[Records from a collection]

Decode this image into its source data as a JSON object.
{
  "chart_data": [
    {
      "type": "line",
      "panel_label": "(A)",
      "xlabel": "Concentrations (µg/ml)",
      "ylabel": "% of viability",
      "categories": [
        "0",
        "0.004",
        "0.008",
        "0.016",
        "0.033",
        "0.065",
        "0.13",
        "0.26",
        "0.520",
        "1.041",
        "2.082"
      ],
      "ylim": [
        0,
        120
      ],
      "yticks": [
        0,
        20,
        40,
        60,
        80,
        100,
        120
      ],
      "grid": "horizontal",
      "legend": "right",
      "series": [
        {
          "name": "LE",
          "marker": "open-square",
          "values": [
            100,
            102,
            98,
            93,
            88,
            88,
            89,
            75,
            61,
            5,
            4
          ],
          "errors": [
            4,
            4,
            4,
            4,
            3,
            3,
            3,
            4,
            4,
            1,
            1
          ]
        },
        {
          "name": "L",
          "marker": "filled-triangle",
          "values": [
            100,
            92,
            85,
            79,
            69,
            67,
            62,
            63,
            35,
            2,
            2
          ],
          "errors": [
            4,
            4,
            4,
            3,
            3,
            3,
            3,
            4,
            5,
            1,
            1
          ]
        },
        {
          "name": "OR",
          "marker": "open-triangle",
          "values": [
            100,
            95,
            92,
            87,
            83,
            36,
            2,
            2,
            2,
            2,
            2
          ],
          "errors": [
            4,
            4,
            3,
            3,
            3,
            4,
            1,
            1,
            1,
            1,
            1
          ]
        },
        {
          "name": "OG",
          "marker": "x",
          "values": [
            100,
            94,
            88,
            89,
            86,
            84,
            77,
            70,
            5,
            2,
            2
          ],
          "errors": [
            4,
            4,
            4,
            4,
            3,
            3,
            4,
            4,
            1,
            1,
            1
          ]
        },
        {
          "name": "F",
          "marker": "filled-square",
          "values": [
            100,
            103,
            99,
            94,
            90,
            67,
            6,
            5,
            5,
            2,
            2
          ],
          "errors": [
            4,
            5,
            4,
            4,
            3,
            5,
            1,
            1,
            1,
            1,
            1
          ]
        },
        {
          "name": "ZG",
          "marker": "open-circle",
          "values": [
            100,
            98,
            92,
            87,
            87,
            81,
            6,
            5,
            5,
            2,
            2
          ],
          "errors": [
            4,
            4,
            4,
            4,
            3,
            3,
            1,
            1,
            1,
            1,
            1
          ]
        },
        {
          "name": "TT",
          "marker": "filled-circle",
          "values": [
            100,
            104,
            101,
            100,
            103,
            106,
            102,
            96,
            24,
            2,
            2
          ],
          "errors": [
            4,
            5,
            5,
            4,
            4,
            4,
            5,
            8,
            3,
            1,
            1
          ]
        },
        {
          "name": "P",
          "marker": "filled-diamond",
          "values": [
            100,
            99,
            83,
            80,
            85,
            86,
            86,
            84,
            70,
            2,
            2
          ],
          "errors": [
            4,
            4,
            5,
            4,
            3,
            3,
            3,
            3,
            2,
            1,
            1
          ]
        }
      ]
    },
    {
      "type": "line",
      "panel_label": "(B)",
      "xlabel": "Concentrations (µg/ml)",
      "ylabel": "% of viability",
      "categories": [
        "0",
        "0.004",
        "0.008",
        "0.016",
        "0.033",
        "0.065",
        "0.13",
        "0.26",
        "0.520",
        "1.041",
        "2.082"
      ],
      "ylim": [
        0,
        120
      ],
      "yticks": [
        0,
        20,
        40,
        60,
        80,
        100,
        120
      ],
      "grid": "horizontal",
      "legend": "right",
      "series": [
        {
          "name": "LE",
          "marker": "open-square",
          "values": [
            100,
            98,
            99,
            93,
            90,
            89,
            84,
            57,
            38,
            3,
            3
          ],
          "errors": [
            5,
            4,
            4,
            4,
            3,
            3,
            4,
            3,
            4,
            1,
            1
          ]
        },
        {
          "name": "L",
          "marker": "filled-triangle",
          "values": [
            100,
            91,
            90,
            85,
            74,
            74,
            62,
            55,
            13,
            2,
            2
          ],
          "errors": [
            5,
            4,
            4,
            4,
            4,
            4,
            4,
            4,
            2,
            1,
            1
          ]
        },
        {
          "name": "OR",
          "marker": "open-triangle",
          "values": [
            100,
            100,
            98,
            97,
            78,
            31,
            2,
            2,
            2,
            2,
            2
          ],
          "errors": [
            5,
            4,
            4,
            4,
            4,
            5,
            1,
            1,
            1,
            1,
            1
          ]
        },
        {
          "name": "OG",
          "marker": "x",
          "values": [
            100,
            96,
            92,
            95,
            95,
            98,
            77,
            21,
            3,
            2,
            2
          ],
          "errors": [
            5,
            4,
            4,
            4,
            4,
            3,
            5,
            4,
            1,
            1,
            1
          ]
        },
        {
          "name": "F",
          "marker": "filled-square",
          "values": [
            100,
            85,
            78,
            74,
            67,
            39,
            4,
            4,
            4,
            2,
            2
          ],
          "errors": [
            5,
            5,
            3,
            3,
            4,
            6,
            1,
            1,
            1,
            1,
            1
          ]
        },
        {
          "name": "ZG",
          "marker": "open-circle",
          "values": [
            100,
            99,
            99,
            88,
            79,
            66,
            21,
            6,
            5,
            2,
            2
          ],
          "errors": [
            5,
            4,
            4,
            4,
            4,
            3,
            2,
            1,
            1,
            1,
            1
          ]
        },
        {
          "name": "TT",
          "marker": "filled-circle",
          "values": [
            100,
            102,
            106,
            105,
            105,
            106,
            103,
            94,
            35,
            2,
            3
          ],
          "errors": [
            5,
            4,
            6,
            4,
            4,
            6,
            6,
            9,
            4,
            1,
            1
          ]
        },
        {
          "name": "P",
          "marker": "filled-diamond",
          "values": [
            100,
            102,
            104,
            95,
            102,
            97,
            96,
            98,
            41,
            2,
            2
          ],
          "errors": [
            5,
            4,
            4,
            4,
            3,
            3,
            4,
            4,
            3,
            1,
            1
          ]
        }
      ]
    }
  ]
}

● **STATED GOAL**
Please restate the whole listing word for word.

● **EXPECTED ANSWER**
Decode this image into its source data as a JSON object.
{
  "chart_data": [
    {
      "type": "line",
      "panel_label": "(A)",
      "xlabel": "Concentrations (µg/ml)",
      "ylabel": "% of viability",
      "categories": [
        "0",
        "0.004",
        "0.008",
        "0.016",
        "0.033",
        "0.065",
        "0.13",
        "0.26",
        "0.520",
        "1.041",
        "2.082"
      ],
      "ylim": [
        0,
        120
      ],
      "yticks": [
        0,
        20,
        40,
        60,
        80,
        100,
        120
      ],
      "grid": "horizontal",
      "legend": "right",
      "series": [
        {
          "name": "LE",
          "marker": "open-square",
          "values": [
            100,
            102,
            98,
            93,
            88,
            88,
            89,
            75,
            61,
            5,
            4
          ],
          "errors": [
            4,
            4,
            4,
            4,
            3,
            3,
            3,
            4,
            4,
            1,
            1
          ]
        },
        {
          "name": "L",
          "marker": "filled-triangle",
          "values": [
            100,
            92,
            85,
            79,
            69,
            67,
            62,
            63,
            35,
            2,
            2
          ],
          "errors": [
            4,
            4,
            4,
            3,
            3,
            3,
            3,
            4,
            5,
            1,
            1
          ]
        },
        {
          "name": "OR",
          "marker": "open-triangle",
          "values": [
            100,
            95,
            92,
            87,
            83,
            36,
            2,
            2,
            2,
            2,
            2
          ],
          "errors": [
            4,
            4,
            3,
            3,
            3,
            4,
            1,
            1,
            1,
            1,
            1
          ]
        },
        {
          "name": "OG",
          "marker": "x",
          "values": [
            100,
            94,
            88,
            89,
            86,
            84,
            77,
            70,
            5,
            2,
            2
          ],
          "errors": [
            4,
            4,
            4,
            4,
            3,
            3,
            4,
            4,
            1,
            1,
            1
          ]
        },
        {
          "name": "F",
          "marker": "filled-square",
          "values": [
            100,
            103,
            99,
            94,
            90,
            67,
            6,
            5,
            5,
            2,
            2
          ],
          "errors": [
            4,
            5,
            4,
            4,
            3,
            5,
            1,
            1,
            1,
            1,
            1
          ]
        },
        {
          "name": "ZG",
          "marker": "open-circle",
          "values": [
            100,
            98,
            92,
            87,
            87,
            81,
            6,
            5,
            5,
            2,
            2
          ],
          "errors": [
            4,
            4,
            4,
            4,
            3,
            3,
            1,
            1,
            1,
            1,
            1
          ]
        },
        {
          "name": "TT",
          "marker": "filled-circle",
          "values": [
            100,
            104,
            101,
            100,
            103,
            106,
            102,
            96,
            24,
            2,
            2
          ],
          "errors": [
            4,
            5,
            5,
            4,
            4,
            4,
            5,
            8,
            3,
            1,
            1
          ]
        },
        {
          "name": "P",
          "marker": "filled-diamond",
          "values": [
            100,
            99,
            83,
            80,
            85,
            86,
            86,
            84,
            70,
            2,
            2
          ],
          "errors": [
            4,
            4,
            5,
            4,
            3,
            3,
            3,
            3,
            2,
            1,
            1
          ]
        }
      ]
    },
    {
      "type": "line",
      "panel_label": "(B)",
      "xlabel": "Concentrations (µg/ml)",
      "ylabel": "% of viability",
      "categories": [
        "0",
        "0.004",
        "0.008",
        "0.016",
        "0.033",
        "0.065",
        "0.13",
        "0.26",
        "0.520",
        "1.041",
        "2.082"
      ],
      "ylim": [
        0,
        120
      ],
      "yticks": [
        0,
        20,
        40,
        60,
        80,
        100,
        120
      ],
      "grid": "horizontal",
      "legend": "right",
      "series": [
        {
          "name": "LE",
          "marker": "open-square",
          "values": [
            100,
            98,
            99,
            93,
            90,
            89,
            84,
            57,
            38,
            3,
            3
          ],
          "errors": [
            5,
            4,
            4,
            4,
            3,
            3,
            4,
            3,
            4,
            1,
            1
          ]
        },
        {
          "name": "L",
          "marker": "filled-triangle",
          "values": [
            100,
            91,
            90,
            85,
            74,
            74,
            62,
            55,
            13,
            2,
            2
          ],
          "errors": [
            5,
            4,
            4,
            4,
            4,
            4,
            4,
            4,
            2,
            1,
            1
          ]
        },
        {
          "name": "OR",
          "marker": "open-triangle",
          "values": [
            100,
            100,
            98,
            97,
            78,
            31,
            2,
            2,
            2,
            2,
            2
          ],
          "errors": [
            5,
            4,
            4,
            4,
            4,
            5,
            1,
            1,
            1,
            1,
            1
          ]
        },
        {
          "name": "OG",
          "marker": "x",
          "values": [
            100,
            96,
            92,
            95,
            95,
            98,
            77,
            21,
            3,
            2,
            2
          ],
          "errors": [
            5,
            4,
            4,
            4,
            4,
            3,
            5,
            4,
            1,
            1,
            1
          ]
        },
        {
          "name": "F",
          "marker": "filled-square",
          "values": [
            100,
            85,
            78,
            74,
            67,
            39,
            4,
            4,
            4,
            2,
            2
          ],
          "errors": [
            5,
            5,
            3,
            3,
            4,
            6,
            1,
            1,
            1,
            1,
            1
          ]
        },
        {
          "name": "ZG",
          "marker": "open-circle",
          "values": [
            100,
            99,
            99,
            88,
            79,
            66,
            21,
            6,
            5,
            2,
            2
          ],
          "errors": [
            5,
            4,
            4,
            4,
            4,
            3,
            2,
            1,
            1,
            1,
            1
          ]
        },
        {
          "name": "TT",
          "marker": "filled-circle",
          "values": [
            100,
            102,
            106,
            105,
            105,
            106,
            103,
            94,
            35,
            2,
            3
          ],
          "errors": [
            5,
            4,
            6,
            4,
            4,
            6,
            6,
            9,
            4,
            1,
            1
          ]
        },
        {
          "name": "P",
          "marker": "filled-diamond",
          "values": [
            100,
            102,
            104,
            95,
            102,
            97,
            96,
            98,
            41,
            2,
            2
          ],
          "errors": [
            5,
            4,
            4,
            4,
            3,
            3,
            4,
            4,
            3,
            1,
            1
          ]
        }
      ]
    }
  ]
}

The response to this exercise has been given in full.